* GOAL 1 *
Answer these questions using the forum thread.
(a) What error did lorim get when trying to "safely remove" the media?
(b) What order would Matteo Azzali be fine with for writing files to the device?
(c) What does the first line say about the latter part of the command?
* GOAL 2 *
Return the section of the forum thread starting with "in which order" and going on through "random won't do....)".
* GOAL 3 *
Carry the forum thread on from its last line.
— Start TEXT SHOWN —
Actually, the latter part of the command may not be necessary, but it won't harm either.

----------

## lorim

your workaround doesn't work on my machine.

when i try to "safely remove" the media, i got a "kio_media_mounthelper: no reply within specified time" error

----------

## Matteo Azzali

Hum, is one of the 2 solution (copy before and copy during unmount) capable of letting me choose

in which order to put the files in the device? I need more control on the order the files are written in

the device.....   :Confused:  (I could be fine with alphabetic order, for example, but random won't do....)

----------

## tjjalava

 *lorim wrote:*   

> your workaround doesn't work on my machine.
— End TEXT SHOWN —
— Start COLLECTED DATA —
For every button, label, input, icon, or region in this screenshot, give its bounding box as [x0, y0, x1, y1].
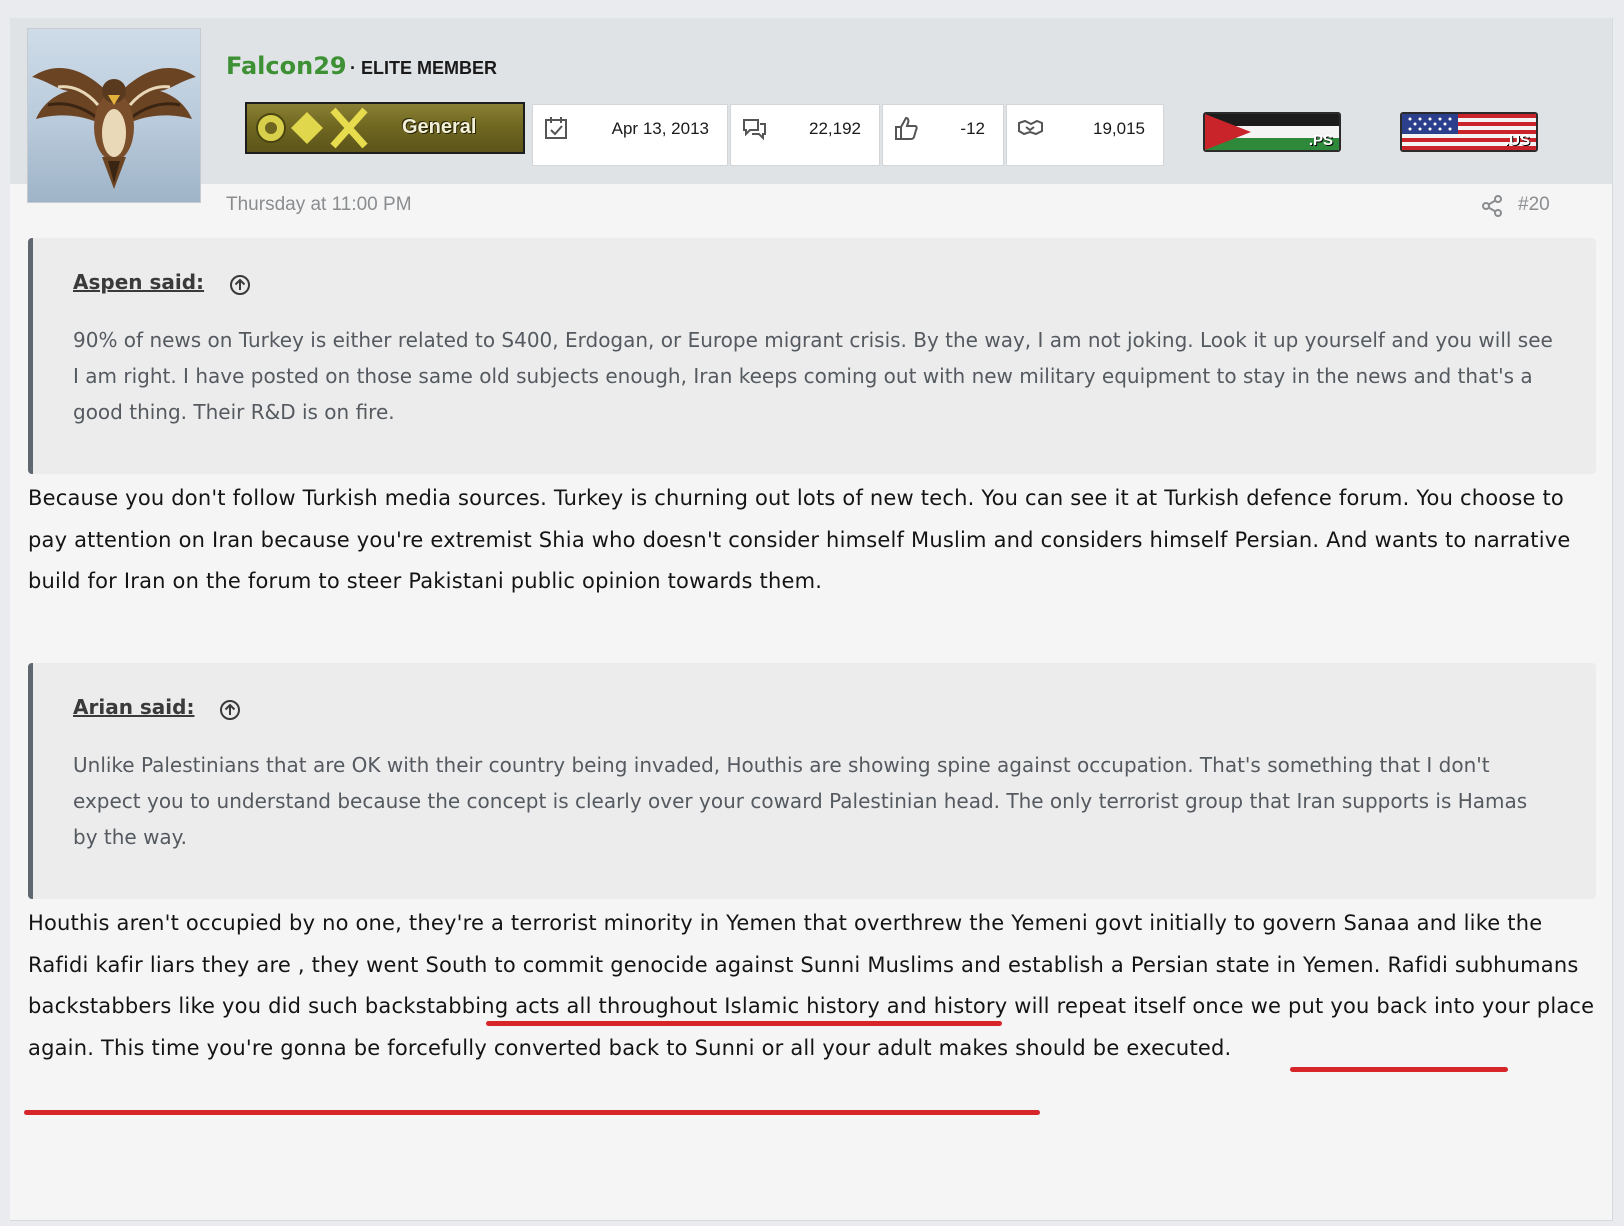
— End COLLECTED DATA —
* OUTPUT 1 *
(a) "kio_media_mounthelper: no reply within specified time"
(b) Alphabetic order
(c) It may not be necessary, but it won't harm either.

* OUTPUT 2 *
in which order to put the files in the device? I need more control on the order the files are written in

the device.....   :Confused:  (I could be fine with alphabetic order, for example, but random won't do....)

* OUTPUT 3 *
> 
> when i try to "safely remove" the media, i got a "kio_media_mounthelper: no reply within specified time" error

 

That's propably because unmounting your device is taking too long. In kde 3.5.2, kio_mounthelper opened a dialog when unmounting and this signaled kde that the application started ok. Now, mounthelper just does the unmounting in the background without signaling anything to the system. So, if the unmount operation takes too long, the application start timeout (which is something like 30 secs, I believe) exceeds and you'll get an error message. At least that's what I think is happening, maybe someone who really knows can correct me, if I'm wrong.

Anyway, current mounthelper sucks really bad, hopefully 3.5.6 will work better.

----------

## lorim

 *tjjalava wrote:*   

> [...]
> 
> Anyway, current mounthelper sucks really bad, hopefully 3.5.6 will work better.

 

let's wait...   :Wink: 

----------

## Scen

It seems to be fixed!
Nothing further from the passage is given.